WRITTEN EXERCISE ▸
Copy the items character for character, from the first line down to and including the line that contains "350, 188, 358]".
:::
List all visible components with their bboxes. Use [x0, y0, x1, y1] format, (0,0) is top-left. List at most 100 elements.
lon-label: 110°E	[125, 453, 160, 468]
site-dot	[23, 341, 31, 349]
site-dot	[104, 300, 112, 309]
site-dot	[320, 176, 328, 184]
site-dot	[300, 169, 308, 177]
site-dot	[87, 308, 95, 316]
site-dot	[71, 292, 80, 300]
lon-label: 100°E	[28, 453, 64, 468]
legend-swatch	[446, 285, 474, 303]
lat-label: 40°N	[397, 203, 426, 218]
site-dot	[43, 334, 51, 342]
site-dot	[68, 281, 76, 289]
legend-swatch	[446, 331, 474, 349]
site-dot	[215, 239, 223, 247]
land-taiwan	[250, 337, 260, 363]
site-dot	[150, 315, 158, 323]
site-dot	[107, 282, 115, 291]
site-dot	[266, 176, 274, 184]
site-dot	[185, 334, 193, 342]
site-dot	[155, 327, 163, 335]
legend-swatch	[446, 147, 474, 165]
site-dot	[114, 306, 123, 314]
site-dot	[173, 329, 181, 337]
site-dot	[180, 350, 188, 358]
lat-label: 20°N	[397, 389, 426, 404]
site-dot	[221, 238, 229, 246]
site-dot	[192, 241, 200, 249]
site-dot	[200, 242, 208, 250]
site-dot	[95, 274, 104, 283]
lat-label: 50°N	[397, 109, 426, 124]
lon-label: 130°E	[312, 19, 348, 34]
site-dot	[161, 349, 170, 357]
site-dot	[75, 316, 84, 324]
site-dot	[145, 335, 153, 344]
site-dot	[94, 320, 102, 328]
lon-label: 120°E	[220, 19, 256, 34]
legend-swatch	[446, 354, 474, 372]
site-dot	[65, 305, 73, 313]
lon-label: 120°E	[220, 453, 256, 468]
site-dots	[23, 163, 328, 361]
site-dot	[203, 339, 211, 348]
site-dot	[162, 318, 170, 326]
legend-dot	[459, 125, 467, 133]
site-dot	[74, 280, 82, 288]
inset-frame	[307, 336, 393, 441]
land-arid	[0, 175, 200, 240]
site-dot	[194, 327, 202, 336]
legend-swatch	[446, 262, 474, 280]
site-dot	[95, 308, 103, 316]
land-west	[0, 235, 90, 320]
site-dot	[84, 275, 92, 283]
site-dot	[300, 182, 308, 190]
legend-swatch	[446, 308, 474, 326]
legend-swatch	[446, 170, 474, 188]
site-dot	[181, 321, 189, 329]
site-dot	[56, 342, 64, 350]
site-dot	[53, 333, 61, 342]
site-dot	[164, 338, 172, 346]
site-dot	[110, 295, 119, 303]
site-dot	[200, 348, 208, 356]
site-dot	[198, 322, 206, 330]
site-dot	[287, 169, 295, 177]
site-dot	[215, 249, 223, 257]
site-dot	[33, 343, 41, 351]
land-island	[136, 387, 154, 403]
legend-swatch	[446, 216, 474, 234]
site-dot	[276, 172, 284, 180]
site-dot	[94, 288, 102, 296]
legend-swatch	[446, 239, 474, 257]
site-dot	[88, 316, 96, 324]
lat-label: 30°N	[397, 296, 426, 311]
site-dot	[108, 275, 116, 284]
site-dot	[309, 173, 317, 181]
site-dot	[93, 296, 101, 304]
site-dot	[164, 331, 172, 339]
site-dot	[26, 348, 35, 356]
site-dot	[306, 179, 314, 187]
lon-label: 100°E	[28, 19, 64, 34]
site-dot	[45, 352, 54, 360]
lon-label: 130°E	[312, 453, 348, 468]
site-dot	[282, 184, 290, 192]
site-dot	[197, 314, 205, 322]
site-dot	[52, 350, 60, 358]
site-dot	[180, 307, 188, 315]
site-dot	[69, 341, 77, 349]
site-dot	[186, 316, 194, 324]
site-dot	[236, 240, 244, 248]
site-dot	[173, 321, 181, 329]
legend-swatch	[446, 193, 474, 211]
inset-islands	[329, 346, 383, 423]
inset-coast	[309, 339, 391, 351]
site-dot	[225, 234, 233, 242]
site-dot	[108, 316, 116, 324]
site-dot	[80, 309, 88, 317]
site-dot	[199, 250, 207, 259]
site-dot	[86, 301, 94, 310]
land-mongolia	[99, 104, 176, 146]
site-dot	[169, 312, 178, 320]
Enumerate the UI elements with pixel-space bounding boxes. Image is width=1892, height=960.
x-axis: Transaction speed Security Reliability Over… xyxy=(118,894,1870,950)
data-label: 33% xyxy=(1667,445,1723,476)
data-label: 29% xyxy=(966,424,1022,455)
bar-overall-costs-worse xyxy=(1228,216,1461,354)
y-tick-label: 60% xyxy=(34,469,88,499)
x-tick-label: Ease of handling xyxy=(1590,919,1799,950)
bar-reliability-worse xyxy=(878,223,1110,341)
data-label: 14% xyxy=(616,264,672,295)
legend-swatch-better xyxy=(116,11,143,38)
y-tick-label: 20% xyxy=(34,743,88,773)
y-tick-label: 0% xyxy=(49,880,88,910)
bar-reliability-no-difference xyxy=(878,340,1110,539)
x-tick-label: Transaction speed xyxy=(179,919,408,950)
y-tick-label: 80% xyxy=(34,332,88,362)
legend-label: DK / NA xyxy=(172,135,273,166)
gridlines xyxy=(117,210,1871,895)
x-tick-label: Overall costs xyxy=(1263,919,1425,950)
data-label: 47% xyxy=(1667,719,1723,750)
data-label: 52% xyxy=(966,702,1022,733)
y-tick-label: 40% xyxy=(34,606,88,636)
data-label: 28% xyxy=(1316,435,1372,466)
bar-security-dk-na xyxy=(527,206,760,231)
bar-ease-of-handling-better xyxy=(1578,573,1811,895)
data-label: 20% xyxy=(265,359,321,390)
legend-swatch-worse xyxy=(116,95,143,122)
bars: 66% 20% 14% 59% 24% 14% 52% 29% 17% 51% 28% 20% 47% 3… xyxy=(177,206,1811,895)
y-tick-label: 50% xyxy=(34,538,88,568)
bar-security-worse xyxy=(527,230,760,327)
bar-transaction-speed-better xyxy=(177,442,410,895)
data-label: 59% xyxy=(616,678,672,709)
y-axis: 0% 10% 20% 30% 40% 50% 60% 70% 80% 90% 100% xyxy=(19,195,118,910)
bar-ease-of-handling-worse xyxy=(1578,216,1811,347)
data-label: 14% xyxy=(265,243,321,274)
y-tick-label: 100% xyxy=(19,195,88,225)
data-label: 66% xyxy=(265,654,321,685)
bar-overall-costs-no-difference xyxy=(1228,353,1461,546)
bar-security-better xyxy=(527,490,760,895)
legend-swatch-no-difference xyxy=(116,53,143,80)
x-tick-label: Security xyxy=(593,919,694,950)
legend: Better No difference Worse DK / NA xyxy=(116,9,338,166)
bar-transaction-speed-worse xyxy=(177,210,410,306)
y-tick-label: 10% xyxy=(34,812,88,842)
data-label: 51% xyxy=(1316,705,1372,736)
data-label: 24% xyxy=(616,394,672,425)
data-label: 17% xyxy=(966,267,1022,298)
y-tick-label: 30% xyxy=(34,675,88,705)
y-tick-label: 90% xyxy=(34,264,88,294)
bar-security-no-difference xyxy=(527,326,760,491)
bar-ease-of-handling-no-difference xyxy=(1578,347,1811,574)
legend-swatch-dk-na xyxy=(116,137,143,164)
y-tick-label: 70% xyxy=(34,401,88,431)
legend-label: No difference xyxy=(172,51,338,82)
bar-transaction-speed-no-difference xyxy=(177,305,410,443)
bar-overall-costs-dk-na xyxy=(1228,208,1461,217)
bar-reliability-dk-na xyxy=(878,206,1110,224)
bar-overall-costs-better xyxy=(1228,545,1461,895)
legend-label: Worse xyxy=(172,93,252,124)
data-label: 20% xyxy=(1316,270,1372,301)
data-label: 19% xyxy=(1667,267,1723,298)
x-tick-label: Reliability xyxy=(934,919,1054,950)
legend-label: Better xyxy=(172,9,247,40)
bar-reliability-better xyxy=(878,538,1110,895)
:::
RESPONSE TO THIS EXERCISE ▸
List all visible components with their bboxes. Use [x0, y0, x1, y1] format, (0,0) is top-left. List at most 100 elements.
lon-label: 110°E	[125, 453, 160, 468]
site-dot	[23, 341, 31, 349]
site-dot	[104, 300, 112, 309]
site-dot	[320, 176, 328, 184]
site-dot	[300, 169, 308, 177]
site-dot	[87, 308, 95, 316]
site-dot	[71, 292, 80, 300]
lon-label: 100°E	[28, 453, 64, 468]
legend-swatch	[446, 285, 474, 303]
lat-label: 40°N	[397, 203, 426, 218]
site-dot	[43, 334, 51, 342]
site-dot	[68, 281, 76, 289]
legend-swatch	[446, 331, 474, 349]
site-dot	[215, 239, 223, 247]
land-taiwan	[250, 337, 260, 363]
site-dot	[150, 315, 158, 323]
site-dot	[107, 282, 115, 291]
site-dot	[266, 176, 274, 184]
site-dot	[185, 334, 193, 342]
site-dot	[155, 327, 163, 335]
legend-swatch	[446, 147, 474, 165]
site-dot	[114, 306, 123, 314]
site-dot	[173, 329, 181, 337]
site-dot	[180, 350, 188, 358]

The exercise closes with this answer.